### Task objective
All of the lines below are to be printed again exactly; images are excluded from the output.

Data tied to figure images:
☆ ☆ ☆ ☆ ☆

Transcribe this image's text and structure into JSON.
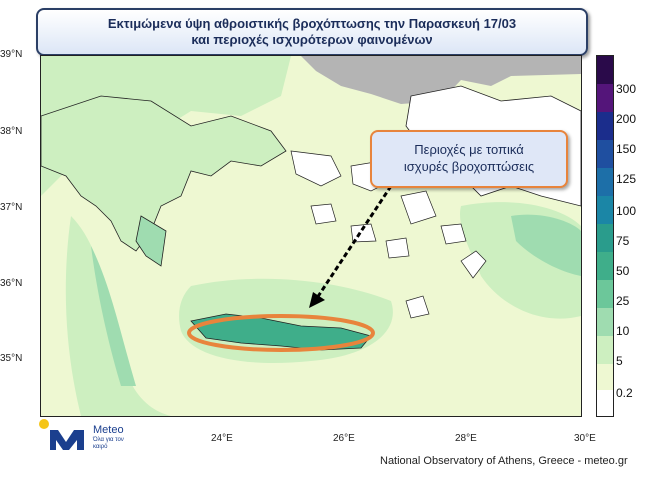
{
  "title": {
    "line1": "Εκτιμώμενα ύψη αθροιστικής βροχόπτωσης την Παρασκευή 17/03",
    "line2": "και περιοχές ισχυρότερων φαινομένων"
  },
  "callout": {
    "line1": "Περιοχές με τοπικά",
    "line2": "ισχυρές βροχοπτώσεις"
  },
  "axes": {
    "lat_labels": [
      "39°N",
      "38°N",
      "37°N",
      "36°N",
      "35°N"
    ],
    "lon_labels": [
      "24°E",
      "26°E",
      "28°E",
      "30°E"
    ]
  },
  "colorbar": {
    "labels": [
      "300",
      "200",
      "150",
      "125",
      "100",
      "75",
      "50",
      "25",
      "10",
      "5",
      "0.2"
    ],
    "colors": [
      "#2a0a4a",
      "#54157a",
      "#1b2d8c",
      "#1f4fa0",
      "#1d6fa8",
      "#1b86a6",
      "#2a9c8c",
      "#3fae8a",
      "#6cc79a",
      "#9fdcb0",
      "#cdefc0",
      "#eef8d2",
      "#ffffff"
    ]
  },
  "logo": {
    "word": "Meteo",
    "tagline": "Όλα για τον καιρό"
  },
  "credit": "National Observatory of Athens, Greece - meteo.gr",
  "colors": {
    "sea_light": "#eef8d2",
    "rain_light": "#cdefc0",
    "rain_mid": "#9fdcb0",
    "rain_heavy": "#3fae8a",
    "land_dry": "#ffffff",
    "outside_domain": "#b4b4b4",
    "highlight": "#e8843c"
  }
}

☆ ☆ ☆ ☆ ☆

### Solution to this task
Transcribe this image's text and structure into JSON.
{
  "title": {
    "line1": "Εκτιμώμενα ύψη αθροιστικής βροχόπτωσης την Παρασκευή 17/03",
    "line2": "και περιοχές ισχυρότερων φαινομένων"
  },
  "callout": {
    "line1": "Περιοχές με τοπικά",
    "line2": "ισχυρές βροχοπτώσεις"
  },
  "axes": {
    "lat_labels": [
      "39°N",
      "38°N",
      "37°N",
      "36°N",
      "35°N"
    ],
    "lon_labels": [
      "24°E",
      "26°E",
      "28°E",
      "30°E"
    ]
  },
  "colorbar": {
    "labels": [
      "300",
      "200",
      "150",
      "125",
      "100",
      "75",
      "50",
      "25",
      "10",
      "5",
      "0.2"
    ],
    "colors": [
      "#2a0a4a",
      "#54157a",
      "#1b2d8c",
      "#1f4fa0",
      "#1d6fa8",
      "#1b86a6",
      "#2a9c8c",
      "#3fae8a",
      "#6cc79a",
      "#9fdcb0",
      "#cdefc0",
      "#eef8d2",
      "#ffffff"
    ]
  },
  "logo": {
    "word": "Meteo",
    "tagline": "Όλα για τον καιρό"
  },
  "credit": "National Observatory of Athens, Greece - meteo.gr",
  "colors": {
    "sea_light": "#eef8d2",
    "rain_light": "#cdefc0",
    "rain_mid": "#9fdcb0",
    "rain_heavy": "#3fae8a",
    "land_dry": "#ffffff",
    "outside_domain": "#b4b4b4",
    "highlight": "#e8843c"
  }
}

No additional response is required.